▶ What you will do
Go through the entries below and pick out every line with "color".

▶ Given information
/---

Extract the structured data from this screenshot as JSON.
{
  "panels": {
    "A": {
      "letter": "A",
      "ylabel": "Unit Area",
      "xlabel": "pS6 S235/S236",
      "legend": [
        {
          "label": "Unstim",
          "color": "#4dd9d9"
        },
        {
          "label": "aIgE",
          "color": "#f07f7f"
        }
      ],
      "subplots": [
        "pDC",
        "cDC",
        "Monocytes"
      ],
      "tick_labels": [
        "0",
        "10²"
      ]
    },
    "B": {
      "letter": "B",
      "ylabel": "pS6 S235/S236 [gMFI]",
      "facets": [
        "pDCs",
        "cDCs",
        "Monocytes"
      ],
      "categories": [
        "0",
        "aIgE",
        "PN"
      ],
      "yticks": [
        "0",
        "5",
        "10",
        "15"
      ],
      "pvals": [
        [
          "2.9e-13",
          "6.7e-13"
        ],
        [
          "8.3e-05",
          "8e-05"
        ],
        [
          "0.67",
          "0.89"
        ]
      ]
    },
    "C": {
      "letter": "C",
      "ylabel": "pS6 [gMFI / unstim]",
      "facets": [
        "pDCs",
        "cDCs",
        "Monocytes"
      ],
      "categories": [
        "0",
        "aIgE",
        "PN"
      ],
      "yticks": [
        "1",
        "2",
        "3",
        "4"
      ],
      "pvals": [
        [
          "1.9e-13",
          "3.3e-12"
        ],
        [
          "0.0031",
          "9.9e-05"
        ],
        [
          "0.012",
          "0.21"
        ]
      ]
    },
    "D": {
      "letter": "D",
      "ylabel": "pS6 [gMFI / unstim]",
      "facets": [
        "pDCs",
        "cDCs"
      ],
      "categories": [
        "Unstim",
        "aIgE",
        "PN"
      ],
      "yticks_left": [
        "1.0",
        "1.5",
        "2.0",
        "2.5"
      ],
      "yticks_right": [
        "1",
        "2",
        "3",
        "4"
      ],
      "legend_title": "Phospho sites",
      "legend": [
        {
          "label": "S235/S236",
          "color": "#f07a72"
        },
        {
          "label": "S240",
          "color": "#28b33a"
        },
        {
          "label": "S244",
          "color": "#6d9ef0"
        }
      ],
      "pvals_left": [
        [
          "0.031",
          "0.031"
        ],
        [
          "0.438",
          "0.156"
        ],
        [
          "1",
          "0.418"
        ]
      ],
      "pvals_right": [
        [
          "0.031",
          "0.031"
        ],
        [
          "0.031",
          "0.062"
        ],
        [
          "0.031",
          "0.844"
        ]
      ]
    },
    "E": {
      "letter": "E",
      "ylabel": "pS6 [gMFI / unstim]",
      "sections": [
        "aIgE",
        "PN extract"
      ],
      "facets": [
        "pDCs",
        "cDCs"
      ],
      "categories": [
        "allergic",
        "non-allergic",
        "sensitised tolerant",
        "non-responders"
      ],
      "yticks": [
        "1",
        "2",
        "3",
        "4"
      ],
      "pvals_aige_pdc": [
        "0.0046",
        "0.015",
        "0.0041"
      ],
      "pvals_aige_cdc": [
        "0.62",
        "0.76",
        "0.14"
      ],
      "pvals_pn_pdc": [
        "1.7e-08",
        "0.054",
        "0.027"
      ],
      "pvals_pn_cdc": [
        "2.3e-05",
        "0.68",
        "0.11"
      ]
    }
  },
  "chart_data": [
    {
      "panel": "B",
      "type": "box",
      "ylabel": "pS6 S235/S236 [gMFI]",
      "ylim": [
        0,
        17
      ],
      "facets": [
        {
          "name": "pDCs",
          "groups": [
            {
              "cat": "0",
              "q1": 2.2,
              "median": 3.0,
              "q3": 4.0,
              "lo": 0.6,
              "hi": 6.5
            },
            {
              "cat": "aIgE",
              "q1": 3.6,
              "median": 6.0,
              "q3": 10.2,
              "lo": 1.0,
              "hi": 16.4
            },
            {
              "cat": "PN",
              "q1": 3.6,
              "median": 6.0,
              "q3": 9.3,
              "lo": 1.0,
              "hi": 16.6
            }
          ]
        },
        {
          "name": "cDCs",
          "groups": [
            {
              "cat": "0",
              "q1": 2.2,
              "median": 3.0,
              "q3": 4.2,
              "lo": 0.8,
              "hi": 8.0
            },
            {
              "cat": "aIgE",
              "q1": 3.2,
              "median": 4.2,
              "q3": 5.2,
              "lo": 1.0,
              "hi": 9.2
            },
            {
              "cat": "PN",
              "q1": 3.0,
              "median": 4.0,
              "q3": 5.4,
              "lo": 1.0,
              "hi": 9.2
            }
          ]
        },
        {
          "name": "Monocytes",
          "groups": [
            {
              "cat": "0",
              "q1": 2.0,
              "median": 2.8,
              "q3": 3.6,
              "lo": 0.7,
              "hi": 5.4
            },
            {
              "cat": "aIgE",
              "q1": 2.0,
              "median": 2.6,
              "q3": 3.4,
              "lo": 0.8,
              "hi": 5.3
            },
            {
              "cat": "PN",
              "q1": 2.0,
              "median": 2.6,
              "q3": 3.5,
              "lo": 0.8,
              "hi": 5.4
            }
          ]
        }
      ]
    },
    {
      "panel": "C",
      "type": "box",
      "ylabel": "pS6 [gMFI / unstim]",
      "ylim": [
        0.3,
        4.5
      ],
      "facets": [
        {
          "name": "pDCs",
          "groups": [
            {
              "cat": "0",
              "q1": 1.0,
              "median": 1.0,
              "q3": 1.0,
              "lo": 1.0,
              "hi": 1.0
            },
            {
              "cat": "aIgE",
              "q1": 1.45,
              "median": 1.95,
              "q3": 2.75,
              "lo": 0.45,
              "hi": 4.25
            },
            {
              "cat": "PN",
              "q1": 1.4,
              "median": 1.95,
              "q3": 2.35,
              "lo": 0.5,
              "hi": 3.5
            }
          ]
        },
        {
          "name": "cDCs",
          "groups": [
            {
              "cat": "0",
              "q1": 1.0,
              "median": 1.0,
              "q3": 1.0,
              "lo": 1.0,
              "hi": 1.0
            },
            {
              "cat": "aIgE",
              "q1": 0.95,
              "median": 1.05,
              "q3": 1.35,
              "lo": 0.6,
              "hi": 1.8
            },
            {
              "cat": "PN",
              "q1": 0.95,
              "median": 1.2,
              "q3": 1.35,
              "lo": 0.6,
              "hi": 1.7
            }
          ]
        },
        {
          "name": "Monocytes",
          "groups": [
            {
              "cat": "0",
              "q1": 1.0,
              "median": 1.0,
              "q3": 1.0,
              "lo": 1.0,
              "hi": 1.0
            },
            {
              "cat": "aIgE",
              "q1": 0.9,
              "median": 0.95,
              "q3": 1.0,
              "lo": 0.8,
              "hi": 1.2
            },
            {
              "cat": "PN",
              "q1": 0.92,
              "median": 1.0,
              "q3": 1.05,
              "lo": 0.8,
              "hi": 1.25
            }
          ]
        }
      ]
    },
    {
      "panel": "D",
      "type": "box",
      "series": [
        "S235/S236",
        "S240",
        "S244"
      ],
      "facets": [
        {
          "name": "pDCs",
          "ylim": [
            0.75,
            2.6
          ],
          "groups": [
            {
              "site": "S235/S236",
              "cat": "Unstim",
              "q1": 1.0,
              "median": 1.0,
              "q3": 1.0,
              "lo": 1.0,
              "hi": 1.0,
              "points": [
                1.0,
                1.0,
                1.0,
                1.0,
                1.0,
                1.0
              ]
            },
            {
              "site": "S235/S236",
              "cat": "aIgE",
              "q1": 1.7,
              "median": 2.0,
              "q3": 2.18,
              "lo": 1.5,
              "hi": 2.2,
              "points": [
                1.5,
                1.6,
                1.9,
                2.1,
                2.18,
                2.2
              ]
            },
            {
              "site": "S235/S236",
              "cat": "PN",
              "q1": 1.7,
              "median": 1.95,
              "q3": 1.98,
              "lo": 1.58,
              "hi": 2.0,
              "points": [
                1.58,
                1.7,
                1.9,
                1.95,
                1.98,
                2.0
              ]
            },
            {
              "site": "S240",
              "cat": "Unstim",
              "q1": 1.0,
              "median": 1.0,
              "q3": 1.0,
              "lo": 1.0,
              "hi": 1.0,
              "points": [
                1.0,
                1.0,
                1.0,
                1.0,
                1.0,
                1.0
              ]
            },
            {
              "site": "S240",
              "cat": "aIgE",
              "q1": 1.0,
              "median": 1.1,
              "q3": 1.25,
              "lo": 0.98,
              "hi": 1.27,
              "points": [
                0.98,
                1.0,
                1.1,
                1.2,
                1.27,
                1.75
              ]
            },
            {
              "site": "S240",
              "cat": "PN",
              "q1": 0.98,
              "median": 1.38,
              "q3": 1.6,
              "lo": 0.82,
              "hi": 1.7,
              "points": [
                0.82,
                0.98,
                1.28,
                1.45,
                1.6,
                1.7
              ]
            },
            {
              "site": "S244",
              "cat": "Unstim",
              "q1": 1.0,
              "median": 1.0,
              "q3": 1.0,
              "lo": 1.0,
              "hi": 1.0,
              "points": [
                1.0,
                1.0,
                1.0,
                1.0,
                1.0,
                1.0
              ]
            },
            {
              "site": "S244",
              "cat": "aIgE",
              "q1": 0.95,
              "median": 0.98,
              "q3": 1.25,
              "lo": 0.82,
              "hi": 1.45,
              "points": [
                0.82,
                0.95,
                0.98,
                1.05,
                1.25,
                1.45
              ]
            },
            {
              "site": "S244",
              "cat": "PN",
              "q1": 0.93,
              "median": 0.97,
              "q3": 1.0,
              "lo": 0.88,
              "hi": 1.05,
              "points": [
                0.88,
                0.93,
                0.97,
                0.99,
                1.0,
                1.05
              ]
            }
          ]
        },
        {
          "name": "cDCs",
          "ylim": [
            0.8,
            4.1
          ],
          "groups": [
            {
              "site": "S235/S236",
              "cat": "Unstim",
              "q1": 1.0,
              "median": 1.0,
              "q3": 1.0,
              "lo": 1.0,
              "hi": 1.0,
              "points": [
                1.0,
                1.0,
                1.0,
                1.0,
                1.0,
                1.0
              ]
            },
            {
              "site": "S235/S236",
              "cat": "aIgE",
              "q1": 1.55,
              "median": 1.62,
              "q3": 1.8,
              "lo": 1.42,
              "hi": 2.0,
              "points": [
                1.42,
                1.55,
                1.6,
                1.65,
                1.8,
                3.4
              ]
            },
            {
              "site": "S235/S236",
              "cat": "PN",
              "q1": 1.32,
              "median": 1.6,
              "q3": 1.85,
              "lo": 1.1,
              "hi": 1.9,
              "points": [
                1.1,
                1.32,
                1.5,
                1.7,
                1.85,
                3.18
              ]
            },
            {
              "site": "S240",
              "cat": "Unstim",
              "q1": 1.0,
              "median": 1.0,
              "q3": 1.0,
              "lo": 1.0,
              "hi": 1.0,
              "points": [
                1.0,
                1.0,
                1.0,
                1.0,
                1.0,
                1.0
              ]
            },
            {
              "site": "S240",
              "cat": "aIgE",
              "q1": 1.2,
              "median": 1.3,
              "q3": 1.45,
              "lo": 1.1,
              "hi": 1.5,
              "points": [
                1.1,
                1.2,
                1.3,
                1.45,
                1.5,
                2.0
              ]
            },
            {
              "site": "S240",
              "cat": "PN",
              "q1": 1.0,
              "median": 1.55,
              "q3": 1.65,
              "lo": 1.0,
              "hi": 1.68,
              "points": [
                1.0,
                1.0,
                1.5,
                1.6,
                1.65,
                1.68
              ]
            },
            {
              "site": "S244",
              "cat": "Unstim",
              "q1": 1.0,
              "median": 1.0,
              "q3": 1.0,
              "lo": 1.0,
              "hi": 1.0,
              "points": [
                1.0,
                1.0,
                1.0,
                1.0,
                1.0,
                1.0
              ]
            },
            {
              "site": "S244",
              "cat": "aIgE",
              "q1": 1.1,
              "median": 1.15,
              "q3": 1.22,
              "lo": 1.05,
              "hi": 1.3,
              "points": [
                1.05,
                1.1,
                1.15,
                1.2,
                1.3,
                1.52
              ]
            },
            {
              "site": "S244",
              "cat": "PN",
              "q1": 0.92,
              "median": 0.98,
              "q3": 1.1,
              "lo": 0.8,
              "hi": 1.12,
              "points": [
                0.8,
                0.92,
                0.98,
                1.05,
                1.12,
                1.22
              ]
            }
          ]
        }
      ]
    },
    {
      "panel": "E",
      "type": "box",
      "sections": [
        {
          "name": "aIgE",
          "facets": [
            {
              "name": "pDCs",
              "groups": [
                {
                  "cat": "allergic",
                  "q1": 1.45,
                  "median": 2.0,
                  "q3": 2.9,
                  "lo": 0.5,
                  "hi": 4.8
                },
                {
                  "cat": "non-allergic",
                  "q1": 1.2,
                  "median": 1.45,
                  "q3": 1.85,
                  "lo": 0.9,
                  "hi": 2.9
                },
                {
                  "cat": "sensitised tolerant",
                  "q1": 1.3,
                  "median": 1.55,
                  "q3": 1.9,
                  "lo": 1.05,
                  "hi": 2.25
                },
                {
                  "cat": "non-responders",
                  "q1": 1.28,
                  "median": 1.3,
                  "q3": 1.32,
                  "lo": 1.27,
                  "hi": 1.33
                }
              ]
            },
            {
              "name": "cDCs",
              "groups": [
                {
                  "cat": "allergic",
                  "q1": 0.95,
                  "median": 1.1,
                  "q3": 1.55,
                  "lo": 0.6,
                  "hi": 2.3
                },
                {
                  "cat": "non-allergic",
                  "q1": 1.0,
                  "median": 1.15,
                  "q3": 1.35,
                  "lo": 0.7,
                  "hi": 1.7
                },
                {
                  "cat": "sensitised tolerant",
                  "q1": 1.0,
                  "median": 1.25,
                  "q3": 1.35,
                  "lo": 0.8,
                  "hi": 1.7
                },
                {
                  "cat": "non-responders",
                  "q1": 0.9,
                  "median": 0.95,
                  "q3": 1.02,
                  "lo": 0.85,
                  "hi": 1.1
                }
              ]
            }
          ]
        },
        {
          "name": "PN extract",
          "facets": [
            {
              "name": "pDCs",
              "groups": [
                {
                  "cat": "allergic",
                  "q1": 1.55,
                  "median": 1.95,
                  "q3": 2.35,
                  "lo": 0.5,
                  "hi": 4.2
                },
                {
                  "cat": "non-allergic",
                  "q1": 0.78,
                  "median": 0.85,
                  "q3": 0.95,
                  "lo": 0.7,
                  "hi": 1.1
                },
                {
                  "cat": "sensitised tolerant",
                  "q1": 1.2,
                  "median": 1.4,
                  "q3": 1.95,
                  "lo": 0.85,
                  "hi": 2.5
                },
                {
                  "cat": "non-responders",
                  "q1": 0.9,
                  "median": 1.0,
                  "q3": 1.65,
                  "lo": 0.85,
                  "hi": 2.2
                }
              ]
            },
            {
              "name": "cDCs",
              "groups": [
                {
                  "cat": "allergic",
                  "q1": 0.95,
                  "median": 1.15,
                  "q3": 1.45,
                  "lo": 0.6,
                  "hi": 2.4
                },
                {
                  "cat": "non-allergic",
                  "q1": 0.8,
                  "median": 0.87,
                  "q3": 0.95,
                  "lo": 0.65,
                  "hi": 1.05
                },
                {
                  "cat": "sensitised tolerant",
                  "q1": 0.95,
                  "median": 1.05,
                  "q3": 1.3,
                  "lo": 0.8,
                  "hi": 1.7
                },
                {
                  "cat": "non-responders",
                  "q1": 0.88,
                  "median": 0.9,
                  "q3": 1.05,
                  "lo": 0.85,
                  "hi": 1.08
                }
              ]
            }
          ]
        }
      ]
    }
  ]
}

\---

▶ Written answer
          "color": "#4dd9d9"
          "color": "#f07f7f"
          "color": "#f07a72"
          "color": "#28b33a"
          "color": "#6d9ef0"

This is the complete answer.